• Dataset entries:
═══
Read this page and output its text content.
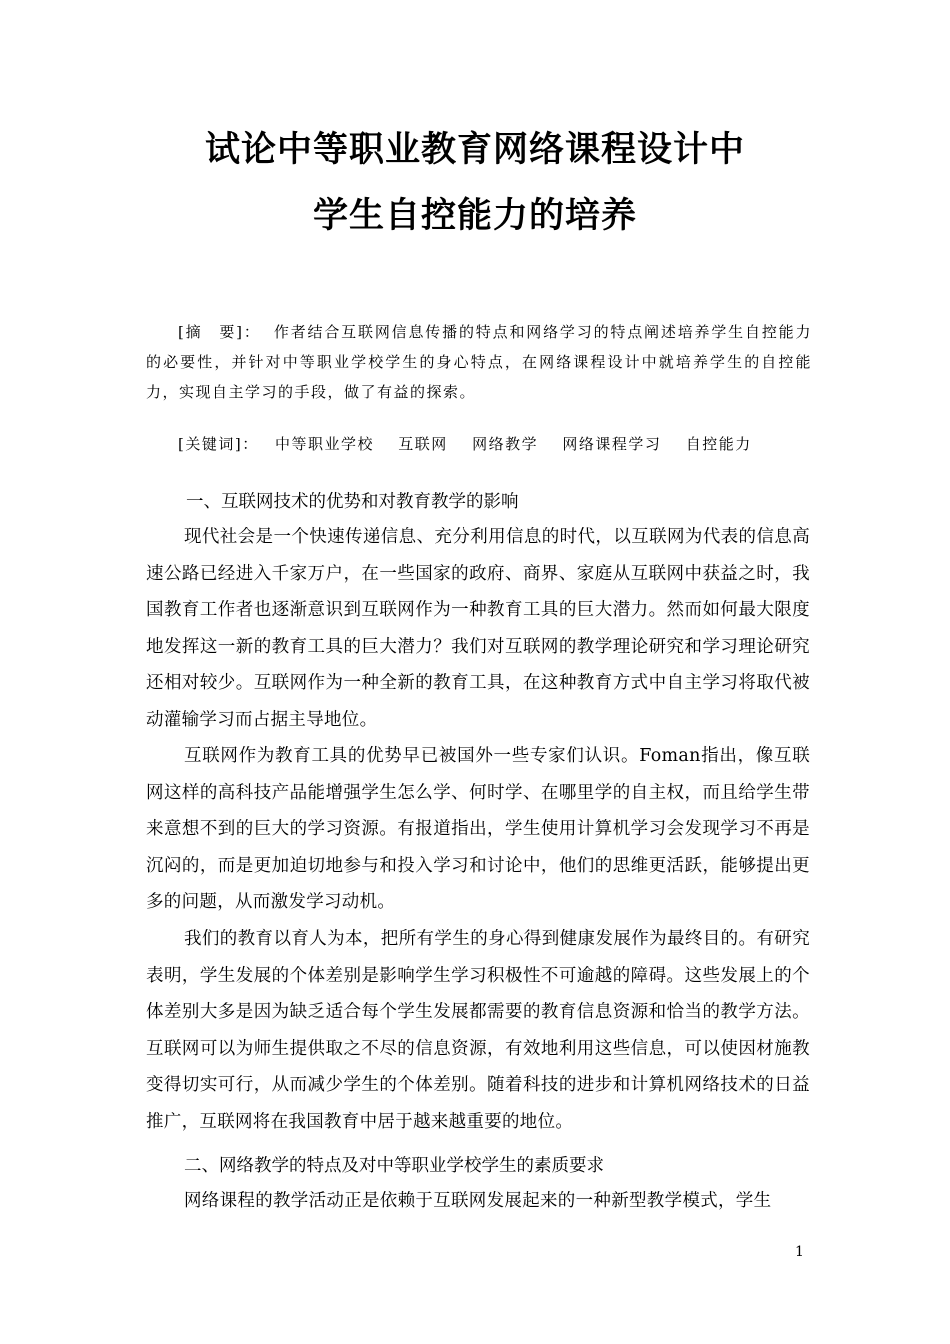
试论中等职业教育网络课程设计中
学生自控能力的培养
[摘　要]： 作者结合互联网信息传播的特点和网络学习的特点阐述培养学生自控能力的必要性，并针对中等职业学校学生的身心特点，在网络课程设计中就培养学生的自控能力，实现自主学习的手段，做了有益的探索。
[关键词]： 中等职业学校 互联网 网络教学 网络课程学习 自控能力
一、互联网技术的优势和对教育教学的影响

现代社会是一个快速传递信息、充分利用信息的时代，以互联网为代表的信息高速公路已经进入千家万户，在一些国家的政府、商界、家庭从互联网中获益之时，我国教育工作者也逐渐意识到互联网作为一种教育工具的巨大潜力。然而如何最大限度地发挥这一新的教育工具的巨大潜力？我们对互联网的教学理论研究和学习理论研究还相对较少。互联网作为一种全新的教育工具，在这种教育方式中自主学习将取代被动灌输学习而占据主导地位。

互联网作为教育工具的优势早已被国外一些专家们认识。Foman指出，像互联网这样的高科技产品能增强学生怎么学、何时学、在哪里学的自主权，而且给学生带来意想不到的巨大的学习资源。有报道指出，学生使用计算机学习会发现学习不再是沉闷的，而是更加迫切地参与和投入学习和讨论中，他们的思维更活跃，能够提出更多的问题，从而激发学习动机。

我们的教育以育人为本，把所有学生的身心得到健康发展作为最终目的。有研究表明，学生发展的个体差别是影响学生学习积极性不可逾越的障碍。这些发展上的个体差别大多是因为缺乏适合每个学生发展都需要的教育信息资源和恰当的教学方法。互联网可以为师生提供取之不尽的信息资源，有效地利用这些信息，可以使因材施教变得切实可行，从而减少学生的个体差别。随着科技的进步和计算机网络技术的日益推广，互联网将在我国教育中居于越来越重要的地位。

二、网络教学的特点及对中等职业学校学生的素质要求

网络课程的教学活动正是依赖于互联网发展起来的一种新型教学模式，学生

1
═══
• GOAL OF THE EXERCISE:
Extract all the data above exactly, excluding every picture.

• REPLY TO THE EXERCISE:
Read this page and output its text content.
试论中等职业教育网络课程设计中
学生自控能力的培养
[摘　要]： 作者结合互联网信息传播的特点和网络学习的特点阐述培养学生自控能力的必要性，并针对中等职业学校学生的身心特点，在网络课程设计中就培养学生的自控能力，实现自主学习的手段，做了有益的探索。
[关键词]： 中等职业学校 互联网 网络教学 网络课程学习 自控能力
一、互联网技术的优势和对教育教学的影响

现代社会是一个快速传递信息、充分利用信息的时代，以互联网为代表的信息高速公路已经进入千家万户，在一些国家的政府、商界、家庭从互联网中获益之时，我国教育工作者也逐渐意识到互联网作为一种教育工具的巨大潜力。然而如何最大限度地发挥这一新的教育工具的巨大潜力？我们对互联网的教学理论研究和学习理论研究还相对较少。互联网作为一种全新的教育工具，在这种教育方式中自主学习将取代被动灌输学习而占据主导地位。

互联网作为教育工具的优势早已被国外一些专家们认识。Foman指出，像互联网这样的高科技产品能增强学生怎么学、何时学、在哪里学的自主权，而且给学生带来意想不到的巨大的学习资源。有报道指出，学生使用计算机学习会发现学习不再是沉闷的，而是更加迫切地参与和投入学习和讨论中，他们的思维更活跃，能够提出更多的问题，从而激发学习动机。

我们的教育以育人为本，把所有学生的身心得到健康发展作为最终目的。有研究表明，学生发展的个体差别是影响学生学习积极性不可逾越的障碍。这些发展上的个体差别大多是因为缺乏适合每个学生发展都需要的教育信息资源和恰当的教学方法。互联网可以为师生提供取之不尽的信息资源，有效地利用这些信息，可以使因材施教变得切实可行，从而减少学生的个体差别。随着科技的进步和计算机网络技术的日益推广，互联网将在我国教育中居于越来越重要的地位。

二、网络教学的特点及对中等职业学校学生的素质要求

网络课程的教学活动正是依赖于互联网发展起来的一种新型教学模式，学生

1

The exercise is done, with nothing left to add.